_SET EXERCISE:_
Scan the data below and pick out the lines containing the word "анамнезе".

_ENTRIES PROVIDED:_
^^^^
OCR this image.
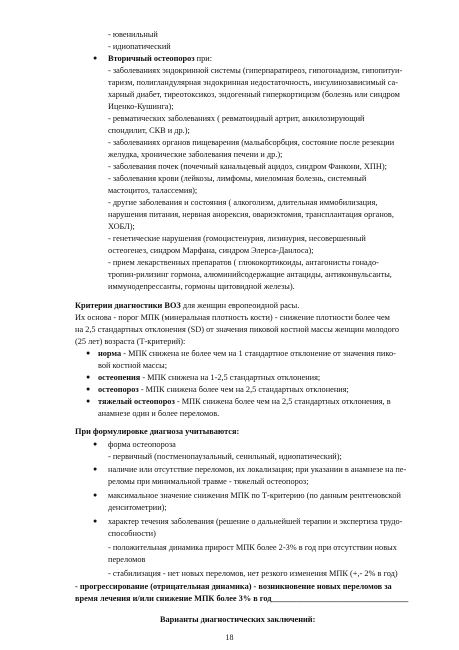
- ювенильный

- идиопатический

● Вторичный остеопороз при:

- заболеваниях эндокринной системы (гиперпаратиреоз, гипогонадизм, гипопитуи-

таризм, полигландулярная эндокринная недостаточность, инсулинозависимый са-

харный диабет, тиреотоксикоз, эндогенный гиперкортицизм (болезнь или синдром

Иценко-Кушинга);

- ревматических заболеваниях ( ревматоидный артрит, анкилозирующий

спондилит, СКВ и др.);

- заболеваниях органов пищеварения (мальабсорбция, состояние после резекции

желудка, хронические заболевания печени и др.);

- заболевания почек (почечный канальцевый ацидоз, синдром Фанкони, ХПН);

- заболевания крови (лейкозы, лимфомы, миеломная болезнь, системный

мастоцитоз, талассемия);

- другие заболевания и состояния ( алкоголизм, длительная иммобилизация,

нарушения питания, нервная анорексия, овариэктомия, трансплантация органов,

ХОБЛ);

- генетические нарушения (гомоцистенурия, лизинурия, несовершенный

остеогенез, синдром Марфана, синдром Элерса-Данлоса);

- прием лекарственных препаратов ( глюкокортикоиды, антагонисты гонадо-

тропин-рилизинг гормона, алюминийсодержащие антациды, антиконвульсанты,

иммунодепрессанты, гормоны щитовидной железы).

Критерии диагностики ВОЗ для женщин европеоидной расы.

Их основа - порог МПК (минеральная плотность кости) - снижение плотности более чем

на 2,5 стандартных отклонения (SD) от значения пиковой костной массы женщин молодого

(25 лет) возраста (Т-критерий):

● норма - МПК снижена не более чем на 1 стандартное отклонение от значения пико-

вой костной массы;

● остеопения - МПК снижена на 1-2,5 стандартных отклонения;

● остеопороз - МПК снижена более чем на 2,5 стандартных отклонения;

● тяжелый остеопороз - МПК снижена более чем на 2,5 стандартных отклонения, в

анамнезе один и более переломов.

При формулировке диагноза учитываются:

● форма остеопороза

- первичный (постменопаузальный, сенильный, идиопатический);

● наличие или отсутствие переломов, их локализация; при указании в анамнезе на пе-

реломы при минимальной травме - тяжелый остеопороз;

● максимальное значение снижения МПК по Т-критерию (по данным рентгеновской

денситометрии);

● характер течения заболевания (решение о дальнейшей терапии и экспертиза трудо-

способности)

- положительная динамика прирост МПК более 2-3% в год при отсутствии новых

переломов

- стабилизация - нет новых переломов, нет резкого изменения МПК (+,- 2% в год)

- прогрессирование (отрицательная динамика) - возникновение новых переломов за

время лечения и/или снижение МПК более 3% в год_________________________________

Варианты диагностических заключений:

18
^^^^
_RESULT OF THIS EXERCISE:_
анамнезе один и более переломов.
● наличие или отсутствие переломов, их локализация; при указании в анамнезе на пе-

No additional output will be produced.